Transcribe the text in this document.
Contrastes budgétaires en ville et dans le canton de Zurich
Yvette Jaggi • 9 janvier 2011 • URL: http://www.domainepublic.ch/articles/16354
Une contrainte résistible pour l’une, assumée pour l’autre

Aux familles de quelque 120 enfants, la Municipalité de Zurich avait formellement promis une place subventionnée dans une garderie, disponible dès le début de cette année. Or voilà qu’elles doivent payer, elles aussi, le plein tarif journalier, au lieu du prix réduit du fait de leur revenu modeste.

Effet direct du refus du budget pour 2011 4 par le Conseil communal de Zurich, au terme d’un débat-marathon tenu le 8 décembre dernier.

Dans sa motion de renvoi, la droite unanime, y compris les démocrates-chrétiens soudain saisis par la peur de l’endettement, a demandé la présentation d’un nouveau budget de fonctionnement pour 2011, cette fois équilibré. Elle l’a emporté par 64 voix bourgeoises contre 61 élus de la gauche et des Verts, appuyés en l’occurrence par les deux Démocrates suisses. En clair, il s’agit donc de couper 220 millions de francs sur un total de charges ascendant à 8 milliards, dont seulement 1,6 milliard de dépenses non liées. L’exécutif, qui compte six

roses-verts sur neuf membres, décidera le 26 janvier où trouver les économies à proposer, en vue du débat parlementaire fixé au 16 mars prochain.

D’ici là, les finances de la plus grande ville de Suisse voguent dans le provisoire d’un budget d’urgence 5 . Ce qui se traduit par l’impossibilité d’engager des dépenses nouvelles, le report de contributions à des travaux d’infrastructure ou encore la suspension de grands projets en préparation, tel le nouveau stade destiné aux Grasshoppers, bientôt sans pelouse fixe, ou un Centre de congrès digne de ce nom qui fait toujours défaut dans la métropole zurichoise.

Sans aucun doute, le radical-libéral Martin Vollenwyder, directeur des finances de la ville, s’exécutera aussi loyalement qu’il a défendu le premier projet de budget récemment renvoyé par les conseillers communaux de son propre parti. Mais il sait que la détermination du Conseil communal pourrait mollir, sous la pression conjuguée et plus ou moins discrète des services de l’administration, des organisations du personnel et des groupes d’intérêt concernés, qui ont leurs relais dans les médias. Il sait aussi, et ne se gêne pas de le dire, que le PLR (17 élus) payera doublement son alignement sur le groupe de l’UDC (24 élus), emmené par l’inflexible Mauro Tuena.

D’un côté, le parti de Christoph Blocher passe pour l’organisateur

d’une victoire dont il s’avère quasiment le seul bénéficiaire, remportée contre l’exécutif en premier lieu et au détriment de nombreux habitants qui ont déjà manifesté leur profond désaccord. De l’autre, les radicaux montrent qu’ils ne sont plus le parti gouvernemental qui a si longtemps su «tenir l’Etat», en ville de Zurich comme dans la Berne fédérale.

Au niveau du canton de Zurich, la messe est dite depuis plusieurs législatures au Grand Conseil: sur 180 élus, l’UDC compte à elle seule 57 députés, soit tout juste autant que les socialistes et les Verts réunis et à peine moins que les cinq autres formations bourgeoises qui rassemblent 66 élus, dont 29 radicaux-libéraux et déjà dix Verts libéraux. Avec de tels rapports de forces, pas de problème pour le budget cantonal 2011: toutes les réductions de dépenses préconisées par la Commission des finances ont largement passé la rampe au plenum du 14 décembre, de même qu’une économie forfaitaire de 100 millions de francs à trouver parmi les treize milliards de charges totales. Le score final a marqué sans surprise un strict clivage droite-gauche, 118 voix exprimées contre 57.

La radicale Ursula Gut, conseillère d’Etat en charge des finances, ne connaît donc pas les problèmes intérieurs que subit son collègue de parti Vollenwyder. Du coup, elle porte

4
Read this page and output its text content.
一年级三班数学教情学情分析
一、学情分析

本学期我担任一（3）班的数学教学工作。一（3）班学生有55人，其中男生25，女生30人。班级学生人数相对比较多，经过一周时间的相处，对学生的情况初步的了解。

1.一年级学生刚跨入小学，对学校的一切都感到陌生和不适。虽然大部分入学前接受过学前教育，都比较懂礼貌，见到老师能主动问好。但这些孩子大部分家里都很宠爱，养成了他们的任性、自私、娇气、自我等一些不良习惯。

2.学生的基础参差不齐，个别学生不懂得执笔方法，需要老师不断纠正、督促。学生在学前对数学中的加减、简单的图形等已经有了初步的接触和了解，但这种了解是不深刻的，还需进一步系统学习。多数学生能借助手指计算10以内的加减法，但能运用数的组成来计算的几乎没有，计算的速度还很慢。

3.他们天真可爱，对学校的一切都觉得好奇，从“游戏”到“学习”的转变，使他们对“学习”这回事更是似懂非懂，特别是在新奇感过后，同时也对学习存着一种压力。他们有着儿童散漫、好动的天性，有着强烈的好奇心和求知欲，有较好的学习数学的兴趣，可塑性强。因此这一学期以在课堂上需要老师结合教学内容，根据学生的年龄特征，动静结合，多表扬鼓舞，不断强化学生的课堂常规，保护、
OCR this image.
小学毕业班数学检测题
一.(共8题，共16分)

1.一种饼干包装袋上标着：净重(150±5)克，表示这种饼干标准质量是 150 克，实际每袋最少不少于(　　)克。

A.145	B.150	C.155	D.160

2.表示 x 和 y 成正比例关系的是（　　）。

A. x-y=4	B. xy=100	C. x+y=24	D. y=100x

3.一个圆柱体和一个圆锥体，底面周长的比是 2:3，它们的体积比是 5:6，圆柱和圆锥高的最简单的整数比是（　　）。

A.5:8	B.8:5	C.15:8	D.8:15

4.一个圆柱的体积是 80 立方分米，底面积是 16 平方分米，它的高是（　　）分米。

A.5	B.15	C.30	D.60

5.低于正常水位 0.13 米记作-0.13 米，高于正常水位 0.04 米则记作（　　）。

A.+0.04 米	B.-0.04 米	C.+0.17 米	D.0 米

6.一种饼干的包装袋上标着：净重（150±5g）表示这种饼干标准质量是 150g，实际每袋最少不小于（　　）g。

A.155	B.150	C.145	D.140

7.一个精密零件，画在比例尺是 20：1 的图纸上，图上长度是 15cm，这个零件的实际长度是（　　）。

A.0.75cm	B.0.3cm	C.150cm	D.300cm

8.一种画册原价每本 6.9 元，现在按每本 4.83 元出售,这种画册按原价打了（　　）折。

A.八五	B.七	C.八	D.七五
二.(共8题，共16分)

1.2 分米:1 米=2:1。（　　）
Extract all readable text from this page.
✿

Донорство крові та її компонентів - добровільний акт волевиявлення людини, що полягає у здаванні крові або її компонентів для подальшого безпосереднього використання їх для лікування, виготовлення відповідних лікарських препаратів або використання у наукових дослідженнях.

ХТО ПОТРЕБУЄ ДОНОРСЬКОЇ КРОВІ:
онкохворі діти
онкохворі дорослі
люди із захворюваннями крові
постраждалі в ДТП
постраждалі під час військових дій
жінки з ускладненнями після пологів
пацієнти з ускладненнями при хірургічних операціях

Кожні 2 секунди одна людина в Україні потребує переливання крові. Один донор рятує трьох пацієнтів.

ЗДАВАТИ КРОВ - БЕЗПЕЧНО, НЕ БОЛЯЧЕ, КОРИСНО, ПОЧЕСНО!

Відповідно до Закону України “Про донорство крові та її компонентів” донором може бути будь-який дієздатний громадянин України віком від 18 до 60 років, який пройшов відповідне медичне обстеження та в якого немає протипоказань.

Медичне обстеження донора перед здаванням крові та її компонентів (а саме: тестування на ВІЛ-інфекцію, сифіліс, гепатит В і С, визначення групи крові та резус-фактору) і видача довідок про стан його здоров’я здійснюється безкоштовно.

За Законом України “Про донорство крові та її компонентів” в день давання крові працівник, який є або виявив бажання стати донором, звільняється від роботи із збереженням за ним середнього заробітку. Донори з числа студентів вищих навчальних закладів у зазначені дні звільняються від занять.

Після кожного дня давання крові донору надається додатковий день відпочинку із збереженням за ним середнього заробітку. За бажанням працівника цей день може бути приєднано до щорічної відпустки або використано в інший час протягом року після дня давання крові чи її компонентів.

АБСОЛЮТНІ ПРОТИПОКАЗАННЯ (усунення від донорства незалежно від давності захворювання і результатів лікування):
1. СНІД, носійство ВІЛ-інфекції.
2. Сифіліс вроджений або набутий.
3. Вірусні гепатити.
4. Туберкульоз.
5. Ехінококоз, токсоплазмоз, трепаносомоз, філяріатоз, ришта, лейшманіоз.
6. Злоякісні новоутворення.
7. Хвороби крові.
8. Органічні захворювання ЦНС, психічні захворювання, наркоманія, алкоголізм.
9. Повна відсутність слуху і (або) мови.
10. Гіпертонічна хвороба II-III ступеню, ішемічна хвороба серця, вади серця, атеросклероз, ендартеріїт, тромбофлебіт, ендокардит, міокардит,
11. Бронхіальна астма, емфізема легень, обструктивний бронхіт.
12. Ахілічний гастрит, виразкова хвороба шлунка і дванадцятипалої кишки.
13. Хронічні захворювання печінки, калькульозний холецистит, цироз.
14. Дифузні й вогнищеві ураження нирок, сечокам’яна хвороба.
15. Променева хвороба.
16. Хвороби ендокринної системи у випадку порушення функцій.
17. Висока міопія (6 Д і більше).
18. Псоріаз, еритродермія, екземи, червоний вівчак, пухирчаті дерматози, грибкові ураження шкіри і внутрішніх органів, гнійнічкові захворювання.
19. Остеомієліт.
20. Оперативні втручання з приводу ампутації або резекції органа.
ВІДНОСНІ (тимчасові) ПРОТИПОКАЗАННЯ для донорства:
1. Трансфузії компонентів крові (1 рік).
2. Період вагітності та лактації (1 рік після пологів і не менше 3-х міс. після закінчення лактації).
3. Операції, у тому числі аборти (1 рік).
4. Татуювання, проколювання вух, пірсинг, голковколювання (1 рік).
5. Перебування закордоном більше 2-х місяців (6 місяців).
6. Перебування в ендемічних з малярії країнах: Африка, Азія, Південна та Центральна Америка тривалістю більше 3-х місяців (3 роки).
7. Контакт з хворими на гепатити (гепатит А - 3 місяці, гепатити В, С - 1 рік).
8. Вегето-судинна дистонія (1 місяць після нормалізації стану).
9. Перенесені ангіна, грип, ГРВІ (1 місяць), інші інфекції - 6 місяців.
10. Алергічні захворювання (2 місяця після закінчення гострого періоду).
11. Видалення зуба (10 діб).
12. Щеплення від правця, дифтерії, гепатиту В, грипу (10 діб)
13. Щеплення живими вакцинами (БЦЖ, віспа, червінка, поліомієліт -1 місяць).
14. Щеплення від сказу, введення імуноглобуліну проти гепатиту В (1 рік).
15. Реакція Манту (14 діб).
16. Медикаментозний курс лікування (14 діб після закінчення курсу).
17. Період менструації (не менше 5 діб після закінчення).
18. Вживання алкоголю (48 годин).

◆ ◆ ◆ ◆ ◆ ◆ ◆

→ THE EXERCISE: Write out every line of the preceding listing that contains "місяць".

→ CORRECT OUTPUT:
8. Вегето-судинна дистонія (1 місяць після нормалізації стану).
9. Перенесені ангіна, грип, ГРВІ (1 місяць), інші інфекції - 6 місяців.
13. Щеплення живими вакцинами (БЦЖ, віспа, червінка, поліомієліт -1 місяць).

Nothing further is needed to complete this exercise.